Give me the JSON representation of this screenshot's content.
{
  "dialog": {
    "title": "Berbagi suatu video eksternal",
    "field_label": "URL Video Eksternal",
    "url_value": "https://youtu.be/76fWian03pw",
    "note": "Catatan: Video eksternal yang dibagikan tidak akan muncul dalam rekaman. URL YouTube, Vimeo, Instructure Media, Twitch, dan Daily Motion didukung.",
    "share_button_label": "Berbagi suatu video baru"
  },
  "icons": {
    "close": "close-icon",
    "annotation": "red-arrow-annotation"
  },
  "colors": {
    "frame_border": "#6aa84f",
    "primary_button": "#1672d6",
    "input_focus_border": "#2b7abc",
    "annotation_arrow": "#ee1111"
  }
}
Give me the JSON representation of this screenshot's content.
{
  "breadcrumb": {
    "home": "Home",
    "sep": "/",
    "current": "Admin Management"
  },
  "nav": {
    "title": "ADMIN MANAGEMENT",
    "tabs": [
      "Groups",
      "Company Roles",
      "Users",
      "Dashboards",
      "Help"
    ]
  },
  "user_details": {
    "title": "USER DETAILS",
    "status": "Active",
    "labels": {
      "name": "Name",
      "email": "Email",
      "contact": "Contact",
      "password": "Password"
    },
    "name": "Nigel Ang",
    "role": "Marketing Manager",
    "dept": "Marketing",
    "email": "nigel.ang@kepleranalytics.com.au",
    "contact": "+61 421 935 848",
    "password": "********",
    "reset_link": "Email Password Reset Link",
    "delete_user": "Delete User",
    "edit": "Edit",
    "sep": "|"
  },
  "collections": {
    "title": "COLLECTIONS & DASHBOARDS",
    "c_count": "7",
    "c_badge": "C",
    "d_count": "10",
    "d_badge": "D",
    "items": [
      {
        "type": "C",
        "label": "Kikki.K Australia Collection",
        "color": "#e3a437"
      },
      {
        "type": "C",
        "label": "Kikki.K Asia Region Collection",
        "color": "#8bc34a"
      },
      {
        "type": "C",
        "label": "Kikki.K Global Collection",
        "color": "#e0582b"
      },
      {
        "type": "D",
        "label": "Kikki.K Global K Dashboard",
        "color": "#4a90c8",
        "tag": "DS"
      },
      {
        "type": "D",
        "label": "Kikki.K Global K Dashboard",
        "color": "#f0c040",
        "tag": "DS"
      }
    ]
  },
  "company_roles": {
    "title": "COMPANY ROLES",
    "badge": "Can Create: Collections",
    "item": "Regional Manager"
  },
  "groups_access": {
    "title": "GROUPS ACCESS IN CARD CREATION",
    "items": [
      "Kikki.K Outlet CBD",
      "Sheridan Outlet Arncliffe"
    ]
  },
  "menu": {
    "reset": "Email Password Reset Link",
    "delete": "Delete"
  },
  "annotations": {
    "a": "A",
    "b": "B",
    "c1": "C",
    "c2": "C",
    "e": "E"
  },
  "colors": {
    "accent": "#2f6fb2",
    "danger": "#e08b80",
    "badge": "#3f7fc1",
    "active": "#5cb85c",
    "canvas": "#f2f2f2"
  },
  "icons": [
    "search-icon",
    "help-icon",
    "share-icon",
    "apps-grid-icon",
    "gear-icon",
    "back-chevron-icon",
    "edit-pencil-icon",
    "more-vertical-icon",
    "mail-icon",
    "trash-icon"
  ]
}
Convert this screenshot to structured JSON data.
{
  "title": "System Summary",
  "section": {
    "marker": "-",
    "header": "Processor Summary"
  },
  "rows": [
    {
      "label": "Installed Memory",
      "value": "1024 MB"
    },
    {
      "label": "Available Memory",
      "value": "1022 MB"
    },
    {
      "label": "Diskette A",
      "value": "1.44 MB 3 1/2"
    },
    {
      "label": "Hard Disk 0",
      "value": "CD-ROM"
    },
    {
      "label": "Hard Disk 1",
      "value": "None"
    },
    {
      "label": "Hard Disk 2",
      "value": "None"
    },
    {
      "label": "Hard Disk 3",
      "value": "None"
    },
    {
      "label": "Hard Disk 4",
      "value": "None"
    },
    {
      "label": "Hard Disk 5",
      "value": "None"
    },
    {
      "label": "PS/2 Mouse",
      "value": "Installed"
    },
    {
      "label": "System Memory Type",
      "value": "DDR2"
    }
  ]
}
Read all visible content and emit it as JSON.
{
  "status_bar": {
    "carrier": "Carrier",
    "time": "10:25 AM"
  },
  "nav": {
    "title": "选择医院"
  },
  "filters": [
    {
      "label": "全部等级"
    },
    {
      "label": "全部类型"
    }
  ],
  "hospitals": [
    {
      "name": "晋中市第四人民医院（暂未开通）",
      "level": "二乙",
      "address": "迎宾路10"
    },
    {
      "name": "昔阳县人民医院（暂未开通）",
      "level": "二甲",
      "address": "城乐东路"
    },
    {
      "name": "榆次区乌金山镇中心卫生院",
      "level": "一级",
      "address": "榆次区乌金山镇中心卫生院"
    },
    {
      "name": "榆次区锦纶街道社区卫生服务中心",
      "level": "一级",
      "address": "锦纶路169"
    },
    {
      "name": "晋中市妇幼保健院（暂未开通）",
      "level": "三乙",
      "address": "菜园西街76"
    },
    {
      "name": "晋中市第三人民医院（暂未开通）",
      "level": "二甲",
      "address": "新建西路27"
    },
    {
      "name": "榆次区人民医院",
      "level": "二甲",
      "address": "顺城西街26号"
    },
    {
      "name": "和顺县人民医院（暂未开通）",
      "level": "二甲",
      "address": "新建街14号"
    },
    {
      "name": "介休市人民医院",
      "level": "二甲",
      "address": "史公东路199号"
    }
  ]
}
──────────
INSTRUCTIONS TO FOLLOW: Copy out the lines starting at the one containing "Read all visible content and emit it as JSON." and ending with the last line of the entries. Include nothing else.

ANSWER TO THE PROBLEM:
Read all visible content and emit it as JSON.
{
  "status_bar": {
    "carrier": "Carrier",
    "time": "10:25 AM"
  },
  "nav": {
    "title": "选择医院"
  },
  "filters": [
    {
      "label": "全部等级"
    },
    {
      "label": "全部类型"
    }
  ],
  "hospitals": [
    {
      "name": "晋中市第四人民医院（暂未开通）",
      "level": "二乙",
      "address": "迎宾路10"
    },
    {
      "name": "昔阳县人民医院（暂未开通）",
      "level": "二甲",
      "address": "城乐东路"
    },
    {
      "name": "榆次区乌金山镇中心卫生院",
      "level": "一级",
      "address": "榆次区乌金山镇中心卫生院"
    },
    {
      "name": "榆次区锦纶街道社区卫生服务中心",
      "level": "一级",
      "address": "锦纶路169"
    },
    {
      "name": "晋中市妇幼保健院（暂未开通）",
      "level": "三乙",
      "address": "菜园西街76"
    },
    {
      "name": "晋中市第三人民医院（暂未开通）",
      "level": "二甲",
      "address": "新建西路27"
    },
    {
      "name": "榆次区人民医院",
      "level": "二甲",
      "address": "顺城西街26号"
    },
    {
      "name": "和顺县人民医院（暂未开通）",
      "level": "二甲",
      "address": "新建街14号"
    },
    {
      "name": "介休市人民医院",
      "level": "二甲",
      "address": "史公东路199号"
    }
  ]
}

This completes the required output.